Set task:
Can you reproduce, character for character, the stretch of the records below from the line containing "level-tile[interactable] [266, 193, 334, 271]" through the line containing "gold-value: 10 [436, 13, 452, 29]", with both of those lines included?

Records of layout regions
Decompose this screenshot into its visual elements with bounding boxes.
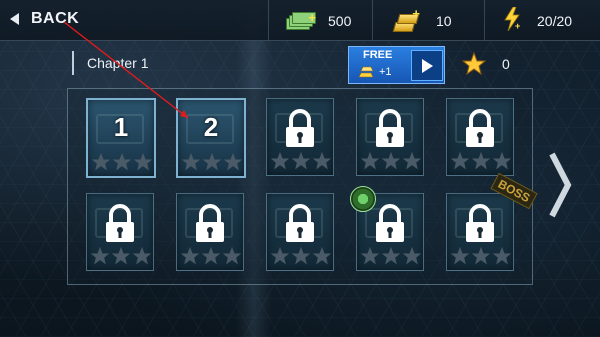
level-tile[interactable] [266, 193, 334, 271]
cash-value: 500 [328, 13, 352, 29]
level-tile[interactable] [356, 98, 424, 176]
level-stars [270, 151, 332, 171]
star-icon [270, 151, 290, 170]
star-icon [201, 246, 221, 265]
star-icon [291, 151, 311, 170]
level-stars [450, 246, 512, 266]
gold-value: 10 [436, 13, 452, 29]
lock-icon [372, 204, 408, 249]
star-icon [402, 151, 422, 170]
star-icon [402, 246, 422, 265]
lightning-icon: + [503, 6, 521, 36]
back-arrow-icon [10, 13, 19, 25]
star-icon [492, 151, 512, 170]
level-tile[interactable]: 1 [86, 98, 156, 178]
star-icon [360, 246, 380, 265]
star-icon [492, 246, 512, 265]
star-icon [450, 151, 470, 170]
star-icon [312, 246, 332, 265]
total-stars: 0 [462, 52, 510, 76]
level-tile[interactable] [86, 193, 154, 271]
divider [372, 0, 373, 40]
level-tile[interactable] [446, 193, 514, 271]
star-icon [181, 152, 201, 171]
star-icon [270, 246, 290, 265]
star-icon [471, 151, 491, 170]
star-icon [312, 151, 332, 170]
star-icon [222, 246, 242, 265]
gold-bars-icon: + [392, 6, 420, 32]
level-stars [450, 151, 512, 171]
level-stars [360, 246, 422, 266]
chapter-label: Chapter 1 [87, 55, 149, 71]
lock-icon [462, 204, 498, 249]
level-tile[interactable]: 2 [176, 98, 246, 178]
star-icon [291, 246, 311, 265]
chapter-title: Chapter 1 [72, 51, 148, 75]
lock-icon [282, 109, 318, 154]
level-stars [360, 151, 422, 171]
level-number: 1 [113, 112, 129, 142]
level-tile[interactable] [176, 193, 244, 271]
level-stars [90, 246, 152, 266]
level-number: 2 [203, 112, 219, 142]
gold-bars-icon [358, 65, 374, 78]
lock-icon [282, 204, 318, 249]
energy-value: 20/20 [537, 13, 573, 29]
star-icon [202, 152, 222, 171]
star-icon [381, 151, 401, 170]
level-stars [91, 152, 153, 172]
level-stars [180, 246, 242, 266]
star-icon [471, 246, 491, 265]
star-icon [90, 246, 110, 265]
level-stars [181, 152, 243, 172]
divider [484, 0, 485, 40]
total-stars-value: 0 [502, 56, 510, 72]
svg-text:+: + [515, 21, 520, 31]
level-stars [270, 246, 332, 266]
target-icon [350, 186, 376, 212]
cash-counter[interactable]: + 500 [286, 7, 351, 35]
video-play-icon [411, 50, 443, 81]
reward-label: +1 [379, 66, 392, 78]
top-bar: BACK + 500 + 10 + 20/20 [0, 0, 600, 41]
lock-icon [192, 204, 228, 249]
star-icon [112, 152, 132, 171]
star-icon [132, 246, 152, 265]
back-button[interactable]: BACK [10, 6, 79, 32]
back-label: BACK [31, 10, 80, 27]
star-icon [462, 52, 486, 76]
star-icon [381, 246, 401, 265]
cash-icon: + [286, 10, 316, 30]
lock-icon [372, 109, 408, 154]
star-icon [133, 152, 153, 171]
gold-counter[interactable]: + 10 [392, 6, 452, 35]
energy-counter[interactable]: + 20/20 [503, 6, 573, 36]
next-chapter-arrow[interactable] [548, 150, 572, 225]
lock-icon [462, 109, 498, 154]
free-label: FREE [363, 49, 393, 61]
chevron-right-icon [549, 152, 572, 218]
star-icon [223, 152, 243, 171]
star-icon [91, 152, 111, 171]
star-icon [360, 151, 380, 170]
free-gold-video-button[interactable]: FREE +1 [348, 46, 445, 84]
star-icon [450, 246, 470, 265]
level-tile[interactable] [266, 98, 334, 176]
level-tile[interactable] [446, 98, 514, 176]
star-icon [111, 246, 131, 265]
lock-icon [102, 204, 138, 249]
divider [268, 0, 269, 40]
star-icon [180, 246, 200, 265]
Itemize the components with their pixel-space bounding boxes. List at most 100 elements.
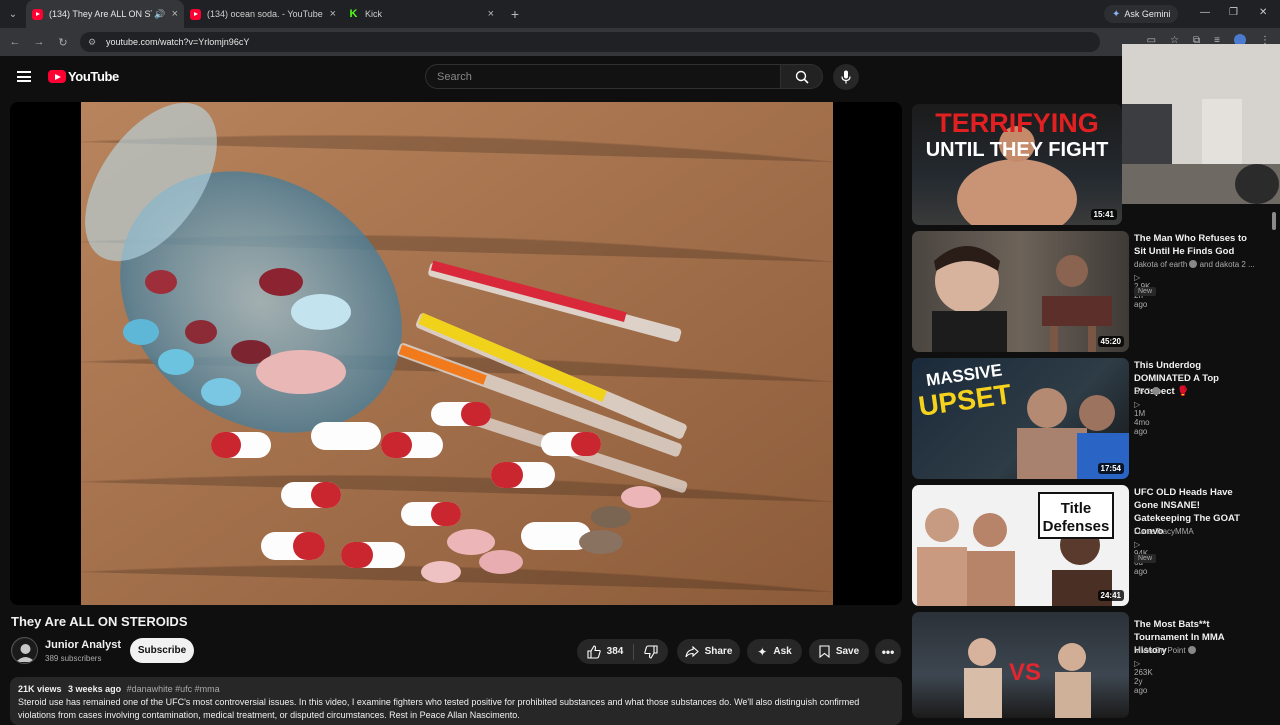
youtube-logo[interactable]: YouTube — [48, 69, 119, 84]
menu-icon[interactable] — [17, 71, 31, 82]
video-duration: 17:54 — [1097, 463, 1124, 474]
sidebar-scrollbar[interactable] — [1272, 212, 1276, 230]
ask-gemini-button[interactable]: ✦ Ask Gemini — [1104, 5, 1179, 23]
thumbnail-headline: TERRIFYING — [935, 108, 1099, 138]
pills-and-syringes-image — [81, 102, 833, 605]
play-icon: ▷ — [1134, 400, 1141, 409]
fighter-thumbnail-image: TERRIFYING UNTIL THEY FIGHT — [926, 108, 1109, 225]
subscriber-count: 389 subscribers — [45, 654, 102, 663]
description-box[interactable]: 21K views 3 weeks ago #danawhite #ufc #m… — [10, 677, 902, 725]
share-label: Share — [704, 646, 733, 657]
video-stats: ▷ 1M 4mo ago — [1134, 400, 1150, 436]
bookmark-icon — [819, 645, 830, 658]
channel-name[interactable]: LucasTracyMMA — [1134, 527, 1264, 536]
stats-text: 263K 2y ago — [1134, 668, 1153, 695]
channel-name: MMA On Point — [1134, 646, 1186, 655]
tab-kick[interactable]: K Kick × — [342, 0, 500, 28]
restore-icon[interactable]: ❐ — [1229, 7, 1238, 18]
video-frame[interactable] — [81, 102, 833, 605]
youtube-play-icon — [48, 70, 66, 83]
thumbnail-subheadline: Defenses — [1043, 518, 1110, 535]
play-icon: ▷ — [1134, 273, 1141, 282]
tab-search-icon[interactable]: ⌄ — [0, 0, 26, 28]
tab-ocean-soda[interactable]: (134) ocean soda. - YouTube × — [184, 0, 342, 28]
save-button[interactable]: Save — [809, 639, 869, 664]
like-button[interactable]: 384 — [587, 643, 635, 660]
video-title: They Are ALL ON STEROIDS — [11, 614, 188, 629]
upload-age: 3 weeks ago — [68, 684, 122, 694]
verified-icon — [1189, 260, 1198, 268]
room-webcam-image — [1122, 44, 1280, 204]
channel-line[interactable]: dakota of earth and dakota 2 ... — [1134, 260, 1264, 269]
youtube-favicon-icon — [190, 8, 201, 20]
stats-text: 1M 4mo ago — [1134, 409, 1150, 436]
close-tab-icon[interactable]: × — [172, 8, 178, 20]
tab-current-video[interactable]: (134) They Are ALL ON STE 🔊 × — [26, 0, 184, 28]
channel-avatar[interactable] — [11, 637, 38, 664]
more-horizontal-icon: ••• — [881, 644, 895, 659]
dislike-button[interactable] — [644, 644, 658, 659]
play-icon: ▷ — [1134, 540, 1141, 549]
save-label: Save — [835, 646, 860, 657]
verified-icon — [1187, 646, 1196, 654]
channel-line[interactable]: UFC — [1134, 387, 1264, 396]
tab-title: (134) ocean soda. - YouTube — [207, 9, 323, 19]
forward-icon[interactable]: → — [27, 36, 51, 48]
description-text: Steroid use has remained one of the UFC'… — [18, 697, 860, 720]
close-window-icon[interactable]: ✕ — [1259, 7, 1267, 18]
view-count: 21K views — [18, 684, 62, 694]
kick-favicon-icon: K — [349, 7, 358, 20]
fight-thumbnail-image: MASSIVE UPSET — [917, 360, 1129, 479]
back-icon[interactable]: ← — [3, 36, 27, 48]
channel-name: dakota of earth — [1134, 260, 1188, 269]
video-thumbnail[interactable]: Title Defenses 24:41 — [912, 485, 1129, 606]
thumbs-up-icon — [587, 644, 601, 659]
channel-name[interactable]: Junior Analyst — [45, 639, 121, 651]
more-actions-button[interactable]: ••• — [875, 639, 901, 664]
verified-icon — [1152, 387, 1161, 395]
site-info-icon[interactable]: ⚙ — [88, 37, 102, 48]
fighters-thumbnail-image: Title Defenses — [917, 492, 1114, 606]
hashtags[interactable]: #danawhite #ufc #mma — [127, 684, 220, 694]
close-tab-icon[interactable]: × — [488, 8, 494, 20]
thumbnail-subheadline: UNTIL THEY FIGHT — [926, 139, 1109, 161]
browser-tab-bar: ⌄ (134) They Are ALL ON STE 🔊 × (134) oc… — [0, 0, 1280, 28]
sparkle-icon: ✦ — [757, 644, 768, 659]
share-button[interactable]: Share — [677, 639, 740, 664]
tab-title: Kick — [365, 9, 383, 19]
youtube-logo-text: YouTube — [68, 69, 119, 84]
speaker-icon[interactable]: 🔊 — [154, 9, 165, 20]
url-bar[interactable]: ⚙ youtube.com/watch?v=Yrlomjn96cY — [80, 32, 1100, 52]
like-dislike-group: 384 — [577, 639, 668, 664]
reload-icon[interactable]: ↻ — [51, 36, 75, 49]
video-duration: 15:41 — [1090, 209, 1117, 220]
search-input[interactable]: Search — [425, 64, 781, 89]
video-thumbnail[interactable]: VS — [912, 612, 1129, 718]
youtube-header: YouTube Search — [0, 56, 1280, 98]
ask-button[interactable]: ✦ Ask — [747, 639, 802, 664]
channel-name: UFC — [1134, 387, 1151, 396]
webcam-overlay — [1122, 44, 1280, 204]
close-tab-icon[interactable]: × — [330, 8, 336, 20]
minimize-icon[interactable]: — — [1200, 7, 1210, 18]
thumbnail-vs: VS — [1009, 659, 1041, 686]
video-thumbnail[interactable]: MASSIVE UPSET 17:54 — [912, 358, 1129, 479]
video-thumbnail[interactable]: TERRIFYING UNTIL THEY FIGHT 15:41 — [912, 104, 1122, 225]
search-button[interactable] — [781, 64, 823, 89]
like-count: 384 — [606, 646, 624, 657]
video-title[interactable]: The Man Who Refuses to Sit Until He Find… — [1134, 232, 1259, 258]
play-icon: ▷ — [1134, 659, 1141, 668]
address-bar-row: ← → ↻ ⚙ youtube.com/watch?v=Yrlomjn96cY … — [0, 28, 1280, 56]
video-player[interactable] — [10, 102, 902, 605]
video-thumbnail[interactable]: 45:20 — [912, 231, 1129, 352]
voice-search-button[interactable] — [833, 64, 859, 90]
ask-gemini-label: Ask Gemini — [1124, 9, 1171, 19]
microphone-icon — [841, 70, 851, 84]
url-text: youtube.com/watch?v=Yrlomjn96cY — [106, 37, 250, 47]
video-duration: 24:41 — [1097, 590, 1124, 601]
man-thumbnail-image — [932, 246, 1112, 352]
video-duration: 45:20 — [1097, 336, 1124, 347]
new-tab-button[interactable]: + — [504, 6, 526, 22]
channel-line[interactable]: MMA On Point — [1134, 646, 1264, 655]
subscribe-button[interactable]: Subscribe — [130, 638, 194, 663]
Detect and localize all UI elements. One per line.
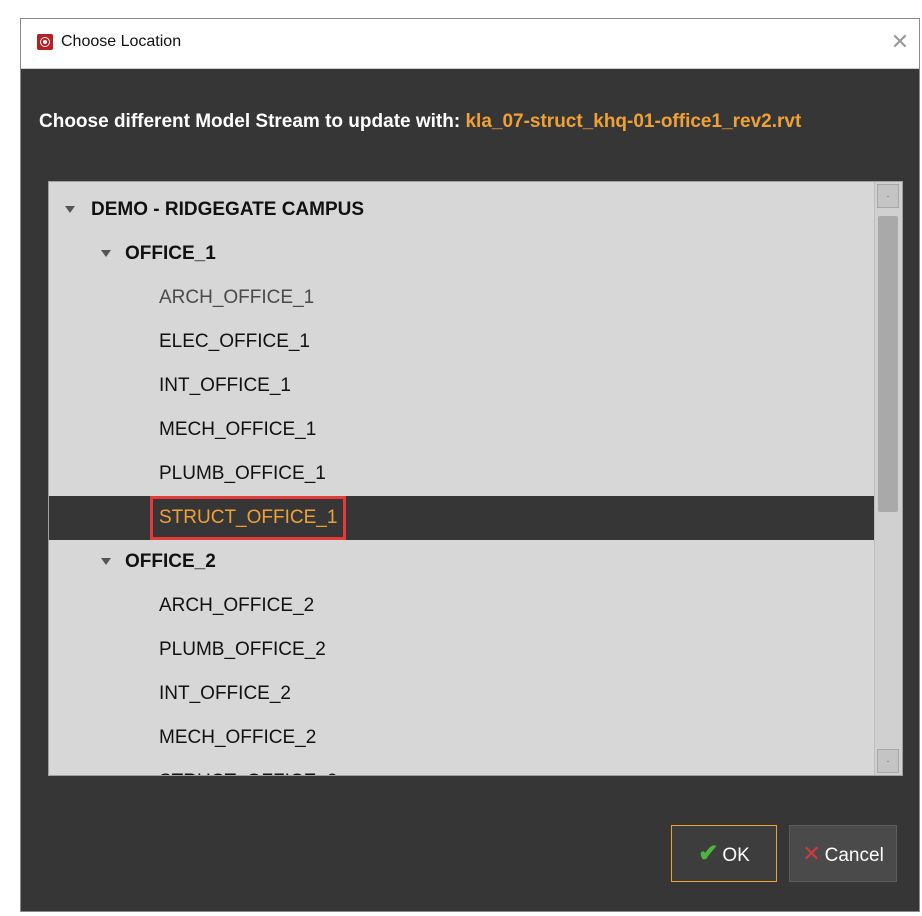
expand-arrow-icon[interactable] — [65, 206, 75, 213]
tree-item-node[interactable]: MECH_OFFICE_2 — [49, 716, 874, 760]
choose-location-dialog: Choose Location ✕ Choose different Model… — [20, 18, 920, 912]
expand-arrow-icon[interactable] — [101, 250, 111, 257]
tree-item-node[interactable]: PLUMB_OFFICE_1 — [49, 452, 874, 496]
tree-node-label: OFFICE_2 — [125, 551, 216, 572]
ok-label: OK — [722, 845, 750, 866]
tree-node-label: ELEC_OFFICE_1 — [159, 331, 310, 352]
scroll-down-button[interactable]: · — [877, 749, 899, 773]
tree-node-label: MECH_OFFICE_2 — [159, 727, 317, 748]
cancel-button[interactable]: ✕ Cancel — [789, 825, 897, 882]
scroll-up-button[interactable]: · — [877, 184, 899, 208]
tree-node-label: DEMO - RIDGEGATE CAMPUS — [91, 199, 365, 220]
x-icon: ✕ — [802, 841, 821, 866]
check-icon: ✔ — [698, 840, 719, 867]
tree-item-node[interactable]: MECH_OFFICE_1 — [49, 408, 874, 452]
model-stream-tree[interactable]: DEMO - RIDGEGATE CAMPUS OFFICE_1 ARCH_OFFI… — [48, 181, 903, 776]
tree-node-label: PLUMB_OFFICE_2 — [159, 639, 326, 660]
tree-node-label: OFFICE_1 — [125, 243, 216, 264]
expand-arrow-icon[interactable] — [101, 558, 111, 565]
tree-item-node[interactable]: PLUMB_OFFICE_2 — [49, 628, 874, 672]
tree-node-label: MECH_OFFICE_1 — [159, 419, 317, 440]
target-file-name: kla_07-struct_khq-01-office1_rev2.rvt — [465, 111, 802, 132]
tree-scrollbar[interactable]: · · — [874, 182, 902, 775]
cancel-label: Cancel — [824, 845, 884, 866]
tree-root-node[interactable]: DEMO - RIDGEGATE CAMPUS — [49, 188, 874, 232]
tree-group-node[interactable]: OFFICE_2 — [49, 540, 874, 584]
tree-group-node[interactable]: OFFICE_1 — [49, 232, 874, 276]
tree-item-node[interactable]: INT_OFFICE_1 — [49, 364, 874, 408]
tree-item-node[interactable]: STRUCT_OFFICE_2 — [49, 760, 874, 775]
title-bar: Choose Location ✕ — [21, 19, 919, 69]
tree-item-node[interactable]: ARCH_OFFICE_1 — [49, 276, 874, 320]
tree-item-node[interactable]: ELEC_OFFICE_1 — [49, 320, 874, 364]
tree-node-label: ARCH_OFFICE_1 — [159, 287, 315, 308]
tree-item-node[interactable]: ARCH_OFFICE_2 — [49, 584, 874, 628]
tree-node-label: STRUCT_OFFICE_2 — [159, 760, 337, 775]
tree-node-label: INT_OFFICE_1 — [159, 375, 291, 396]
tree-node-label: ARCH_OFFICE_2 — [159, 595, 315, 616]
tree-node-label: PLUMB_OFFICE_1 — [159, 463, 326, 484]
instruction-text: Choose different Model Stream to update … — [39, 111, 801, 133]
ok-button[interactable]: ✔ OK — [671, 825, 777, 882]
tree-node-label: STRUCT_OFFICE_1 — [149, 496, 347, 540]
dialog-title: Choose Location — [61, 33, 182, 50]
tree-node-label: INT_OFFICE_2 — [159, 683, 291, 704]
scroll-thumb[interactable] — [878, 216, 898, 512]
close-icon[interactable]: ✕ — [889, 31, 911, 53]
app-logo-icon — [37, 34, 53, 50]
tree-item-node[interactable]: STRUCT_OFFICE_1 — [49, 496, 874, 540]
tree-item-node[interactable]: INT_OFFICE_2 — [49, 672, 874, 716]
instruction-prompt: Choose different Model Stream to update … — [39, 111, 466, 132]
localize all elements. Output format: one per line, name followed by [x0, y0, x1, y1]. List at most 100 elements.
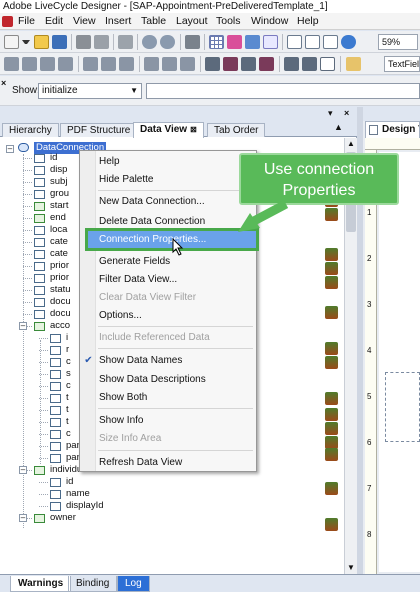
group-icon[interactable]: [144, 57, 159, 71]
fit-page-icon[interactable]: [323, 35, 338, 49]
menu-item-clear-data-view-filter[interactable]: Clear Data View Filter: [98, 289, 256, 306]
backward-icon[interactable]: [259, 57, 274, 71]
tree-node[interactable]: id: [50, 152, 57, 164]
fit-height-icon[interactable]: [287, 35, 302, 49]
font-color-icon[interactable]: [346, 57, 361, 71]
menu-table[interactable]: Table: [141, 15, 166, 28]
align-center-icon[interactable]: [83, 57, 98, 71]
undo-icon[interactable]: [142, 35, 157, 49]
dropdown-arrow-icon[interactable]: [22, 40, 30, 45]
send-back-icon[interactable]: [223, 57, 238, 71]
zoom-level-field[interactable]: 59%: [378, 34, 418, 50]
tree-collapse-icon[interactable]: –: [19, 514, 27, 522]
tab-log[interactable]: Log: [117, 576, 150, 592]
zoom-out-icon[interactable]: [341, 35, 356, 49]
tree-node[interactable]: c: [66, 356, 71, 368]
layout-icon[interactable]: [245, 35, 260, 49]
grid-icon[interactable]: [209, 35, 224, 49]
tree-node[interactable]: subj: [50, 176, 67, 188]
tree-node[interactable]: c: [66, 428, 71, 440]
panel-close-icon[interactable]: ×: [344, 108, 349, 118]
ungroup-icon[interactable]: [162, 57, 177, 71]
tree-node[interactable]: disp: [50, 164, 67, 176]
center-page-icon[interactable]: [180, 57, 195, 71]
tab-hierarchy[interactable]: Hierarchy: [2, 123, 59, 137]
tab-order[interactable]: Tab Order: [207, 123, 266, 137]
fullscreen-icon[interactable]: [263, 35, 278, 49]
tree-node[interactable]: t: [66, 404, 69, 416]
tree-node[interactable]: i: [66, 332, 68, 344]
align-top-icon[interactable]: [40, 57, 55, 71]
design-page[interactable]: [379, 152, 420, 572]
tree-node[interactable]: r: [66, 344, 69, 356]
table-icon[interactable]: [302, 57, 317, 71]
tree-node[interactable]: name: [66, 488, 90, 500]
tree-node[interactable]: prior: [50, 260, 69, 272]
menu-item-delete-data-connection[interactable]: Delete Data Connection: [98, 213, 256, 230]
object-type-field[interactable]: TextField: [384, 56, 420, 72]
redo-icon[interactable]: [160, 35, 175, 49]
menu-layout[interactable]: Layout: [176, 15, 208, 28]
tree-node[interactable]: cate: [50, 248, 68, 260]
tree-node[interactable]: t: [66, 392, 69, 404]
tree-node[interactable]: t: [66, 416, 69, 428]
scroll-up-arrow-icon[interactable]: ▲: [345, 138, 357, 150]
tab-warnings[interactable]: Warnings: [10, 576, 72, 592]
menu-tools[interactable]: Tools: [216, 15, 241, 28]
save-icon[interactable]: [52, 35, 67, 49]
merge-icon[interactable]: [284, 57, 299, 71]
menu-item-show-data-descriptions[interactable]: Show Data Descriptions: [98, 371, 256, 388]
menu-item-show-data-names[interactable]: Show Data Names: [98, 352, 256, 369]
close-tab-icon[interactable]: ⊠: [190, 125, 197, 134]
menu-window[interactable]: Window: [251, 15, 288, 28]
tree-node[interactable]: statu: [50, 284, 71, 296]
align-middle-icon[interactable]: [101, 57, 116, 71]
cut-icon[interactable]: [118, 35, 133, 49]
tree-node[interactable]: prior: [50, 272, 69, 284]
menu-item-help[interactable]: HelpF1: [98, 153, 256, 170]
preview-icon[interactable]: [94, 35, 109, 49]
panel-menu-icon[interactable]: ▾: [328, 108, 333, 119]
distribute-icon[interactable]: [119, 57, 134, 71]
show-event-select[interactable]: initialize ▼: [38, 83, 142, 99]
menu-file[interactable]: File: [18, 15, 35, 28]
menu-item-size-info-area[interactable]: Size Info Area: [98, 430, 256, 447]
tree-collapse-icon[interactable]: –: [6, 145, 14, 153]
tab-data-view[interactable]: Data View ⊠: [133, 122, 204, 138]
tab-pdf-structure[interactable]: PDF Structure: [60, 123, 138, 137]
tab-binding[interactable]: Binding: [68, 576, 118, 592]
color-palette-icon[interactable]: [227, 35, 242, 49]
fit-width-icon[interactable]: [305, 35, 320, 49]
open-folder-icon[interactable]: [34, 35, 49, 49]
menu-item-new-data-connection[interactable]: New Data Connection...: [98, 193, 256, 210]
tree-node[interactable]: docu: [50, 308, 71, 320]
tree-node[interactable]: start: [50, 200, 68, 212]
close-icon[interactable]: ×: [1, 78, 6, 88]
tree-collapse-icon[interactable]: –: [19, 322, 27, 330]
tree-node[interactable]: cate: [50, 236, 68, 248]
text-indent-icon[interactable]: [320, 57, 335, 71]
menu-insert[interactable]: Insert: [105, 15, 131, 28]
menu-item-refresh-data-view[interactable]: Refresh Data View: [98, 454, 256, 471]
menu-item-filter-data-view[interactable]: Filter Data View...: [98, 271, 256, 288]
menu-help[interactable]: Help: [297, 15, 319, 28]
forward-icon[interactable]: [241, 57, 256, 71]
tree-node[interactable]: displayId: [66, 500, 104, 512]
tab-design-view[interactable]: Design View: [365, 121, 420, 138]
tree-node[interactable]: loca: [50, 224, 67, 236]
script-input[interactable]: [146, 83, 420, 99]
tree-node[interactable]: owner: [50, 512, 76, 524]
new-document-icon[interactable]: [4, 35, 19, 49]
align-bottom-icon[interactable]: [58, 57, 73, 71]
tree-node[interactable]: docu: [50, 296, 71, 308]
menu-item-include-referenced-data[interactable]: Include Referenced Data: [98, 329, 256, 346]
tree-node[interactable]: grou: [50, 188, 69, 200]
tree-collapse-icon[interactable]: –: [19, 466, 27, 474]
bring-front-icon[interactable]: [205, 57, 220, 71]
menu-item-show-info[interactable]: Show Info: [98, 412, 256, 429]
align-right-icon[interactable]: [22, 57, 37, 71]
menu-edit[interactable]: Edit: [45, 15, 63, 28]
tree-node[interactable]: c: [66, 380, 71, 392]
tree-node[interactable]: id: [66, 476, 73, 488]
scroll-up-icon[interactable]: ▲: [334, 122, 343, 132]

Solution to the exercise:
level-tile[interactable] [266, 193, 334, 271]
cash-value: 500 [328, 13, 352, 29]
level-tile[interactable] [356, 98, 424, 176]
level-stars [270, 151, 332, 171]
star-icon [270, 151, 290, 170]
star-icon [201, 246, 221, 265]
star-icon [291, 151, 311, 170]
level-stars [450, 246, 512, 266]
gold-value: 10 [436, 13, 452, 29]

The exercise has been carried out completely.